Exercise objective -
Quote all of the data below exactly, please.

— START —

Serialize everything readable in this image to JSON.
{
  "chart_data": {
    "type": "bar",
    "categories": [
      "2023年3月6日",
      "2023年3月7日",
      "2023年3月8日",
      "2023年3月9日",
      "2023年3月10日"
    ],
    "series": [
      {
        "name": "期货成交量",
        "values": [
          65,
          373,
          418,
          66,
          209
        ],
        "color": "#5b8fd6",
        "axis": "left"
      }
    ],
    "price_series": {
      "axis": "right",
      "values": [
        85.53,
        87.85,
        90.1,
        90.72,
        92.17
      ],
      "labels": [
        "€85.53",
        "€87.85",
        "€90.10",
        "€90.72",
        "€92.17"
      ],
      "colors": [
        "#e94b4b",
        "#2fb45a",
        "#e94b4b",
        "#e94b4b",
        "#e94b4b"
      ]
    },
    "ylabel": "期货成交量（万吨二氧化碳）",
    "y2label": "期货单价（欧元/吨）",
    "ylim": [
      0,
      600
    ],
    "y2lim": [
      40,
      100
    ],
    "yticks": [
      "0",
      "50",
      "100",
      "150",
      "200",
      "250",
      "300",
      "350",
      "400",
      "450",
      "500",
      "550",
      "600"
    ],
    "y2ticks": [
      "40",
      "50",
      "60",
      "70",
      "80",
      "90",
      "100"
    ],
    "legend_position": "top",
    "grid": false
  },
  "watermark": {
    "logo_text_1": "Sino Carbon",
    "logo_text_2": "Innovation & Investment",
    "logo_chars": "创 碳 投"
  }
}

— END —

Answer to this task -
Serialize everything readable in this image to JSON.
{
  "chart_data": {
    "type": "bar",
    "categories": [
      "2023年3月6日",
      "2023年3月7日",
      "2023年3月8日",
      "2023年3月9日",
      "2023年3月10日"
    ],
    "series": [
      {
        "name": "期货成交量",
        "values": [
          65,
          373,
          418,
          66,
          209
        ],
        "color": "#5b8fd6",
        "axis": "left"
      }
    ],
    "price_series": {
      "axis": "right",
      "values": [
        85.53,
        87.85,
        90.1,
        90.72,
        92.17
      ],
      "labels": [
        "€85.53",
        "€87.85",
        "€90.10",
        "€90.72",
        "€92.17"
      ],
      "colors": [
        "#e94b4b",
        "#2fb45a",
        "#e94b4b",
        "#e94b4b",
        "#e94b4b"
      ]
    },
    "ylabel": "期货成交量（万吨二氧化碳）",
    "y2label": "期货单价（欧元/吨）",
    "ylim": [
      0,
      600
    ],
    "y2lim": [
      40,
      100
    ],
    "yticks": [
      "0",
      "50",
      "100",
      "150",
      "200",
      "250",
      "300",
      "350",
      "400",
      "450",
      "500",
      "550",
      "600"
    ],
    "y2ticks": [
      "40",
      "50",
      "60",
      "70",
      "80",
      "90",
      "100"
    ],
    "legend_position": "top",
    "grid": false
  },
  "watermark": {
    "logo_text_1": "Sino Carbon",
    "logo_text_2": "Innovation & Investment",
    "logo_chars": "创 碳 投"
  }
}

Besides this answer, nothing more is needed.